***** Records to process *****

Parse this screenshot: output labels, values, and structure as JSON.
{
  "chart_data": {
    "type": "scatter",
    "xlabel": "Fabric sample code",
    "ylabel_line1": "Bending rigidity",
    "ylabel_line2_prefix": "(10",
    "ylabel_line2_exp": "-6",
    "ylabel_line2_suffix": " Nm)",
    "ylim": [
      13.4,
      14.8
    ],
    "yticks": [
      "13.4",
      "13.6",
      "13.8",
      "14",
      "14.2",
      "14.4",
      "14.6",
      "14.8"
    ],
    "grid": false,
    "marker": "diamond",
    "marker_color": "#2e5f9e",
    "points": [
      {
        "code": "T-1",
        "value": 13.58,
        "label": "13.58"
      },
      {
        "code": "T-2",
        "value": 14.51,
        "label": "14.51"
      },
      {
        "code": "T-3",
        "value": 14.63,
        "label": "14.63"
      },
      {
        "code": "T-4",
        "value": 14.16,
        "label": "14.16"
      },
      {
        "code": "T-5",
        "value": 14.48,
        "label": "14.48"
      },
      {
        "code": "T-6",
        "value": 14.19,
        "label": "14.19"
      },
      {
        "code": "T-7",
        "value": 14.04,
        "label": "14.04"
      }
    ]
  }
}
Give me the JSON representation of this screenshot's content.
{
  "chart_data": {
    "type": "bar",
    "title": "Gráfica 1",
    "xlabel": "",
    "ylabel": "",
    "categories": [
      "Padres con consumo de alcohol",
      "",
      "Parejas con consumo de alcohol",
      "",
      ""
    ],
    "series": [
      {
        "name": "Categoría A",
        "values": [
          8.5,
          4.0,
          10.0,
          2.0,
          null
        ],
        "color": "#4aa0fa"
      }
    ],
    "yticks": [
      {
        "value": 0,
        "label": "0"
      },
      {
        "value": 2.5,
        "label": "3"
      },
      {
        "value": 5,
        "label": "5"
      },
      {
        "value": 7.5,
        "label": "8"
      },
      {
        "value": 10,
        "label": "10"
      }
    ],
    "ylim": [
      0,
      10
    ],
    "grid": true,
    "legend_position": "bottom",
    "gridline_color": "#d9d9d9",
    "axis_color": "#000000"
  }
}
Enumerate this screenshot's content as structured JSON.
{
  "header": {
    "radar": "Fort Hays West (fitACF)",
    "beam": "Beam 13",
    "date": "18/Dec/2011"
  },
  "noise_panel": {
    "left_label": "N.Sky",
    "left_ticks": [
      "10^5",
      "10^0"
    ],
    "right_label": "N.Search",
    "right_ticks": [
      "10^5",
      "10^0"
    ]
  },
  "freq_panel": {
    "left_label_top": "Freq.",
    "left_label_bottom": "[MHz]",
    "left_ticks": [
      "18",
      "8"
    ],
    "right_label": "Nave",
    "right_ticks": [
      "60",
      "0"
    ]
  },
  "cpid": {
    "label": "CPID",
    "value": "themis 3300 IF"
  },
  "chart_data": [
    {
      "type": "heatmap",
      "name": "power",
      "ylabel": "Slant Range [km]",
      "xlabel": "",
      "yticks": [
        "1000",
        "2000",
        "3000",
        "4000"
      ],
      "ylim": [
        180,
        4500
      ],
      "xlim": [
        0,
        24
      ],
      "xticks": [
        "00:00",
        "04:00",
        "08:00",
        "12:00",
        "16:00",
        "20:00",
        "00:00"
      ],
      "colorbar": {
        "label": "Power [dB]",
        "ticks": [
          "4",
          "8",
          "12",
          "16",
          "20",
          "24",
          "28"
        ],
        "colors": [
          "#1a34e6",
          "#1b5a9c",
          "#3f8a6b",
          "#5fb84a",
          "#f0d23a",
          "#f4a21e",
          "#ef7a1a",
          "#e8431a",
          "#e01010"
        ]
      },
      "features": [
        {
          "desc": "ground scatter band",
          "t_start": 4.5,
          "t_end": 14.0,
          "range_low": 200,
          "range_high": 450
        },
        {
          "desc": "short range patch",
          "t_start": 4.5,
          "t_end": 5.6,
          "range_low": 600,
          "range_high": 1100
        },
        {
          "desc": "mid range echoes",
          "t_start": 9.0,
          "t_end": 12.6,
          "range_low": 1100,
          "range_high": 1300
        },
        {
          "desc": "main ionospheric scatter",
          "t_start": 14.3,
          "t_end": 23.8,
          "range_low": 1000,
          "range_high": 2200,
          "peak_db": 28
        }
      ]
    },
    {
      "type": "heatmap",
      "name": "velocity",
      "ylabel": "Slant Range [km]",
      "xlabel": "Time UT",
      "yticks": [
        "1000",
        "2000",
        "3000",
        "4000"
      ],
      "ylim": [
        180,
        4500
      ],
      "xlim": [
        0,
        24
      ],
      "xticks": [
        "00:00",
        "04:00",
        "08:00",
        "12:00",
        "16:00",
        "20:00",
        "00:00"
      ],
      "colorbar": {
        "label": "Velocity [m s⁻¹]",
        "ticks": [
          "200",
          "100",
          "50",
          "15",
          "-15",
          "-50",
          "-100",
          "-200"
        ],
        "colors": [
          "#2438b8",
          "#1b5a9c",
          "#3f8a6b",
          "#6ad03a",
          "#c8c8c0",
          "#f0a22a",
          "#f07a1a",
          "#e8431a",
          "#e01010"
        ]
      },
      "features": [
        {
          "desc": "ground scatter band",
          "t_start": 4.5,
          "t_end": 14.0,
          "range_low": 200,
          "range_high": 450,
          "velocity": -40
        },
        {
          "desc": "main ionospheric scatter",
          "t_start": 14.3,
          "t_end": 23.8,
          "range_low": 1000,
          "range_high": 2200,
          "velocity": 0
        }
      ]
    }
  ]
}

*****

_Your task_: Scan the material above. Copy each line where "name" occurs.

_Finished task_:
        "name": "Categoría A",
      "name": "power",
      "name": "velocity",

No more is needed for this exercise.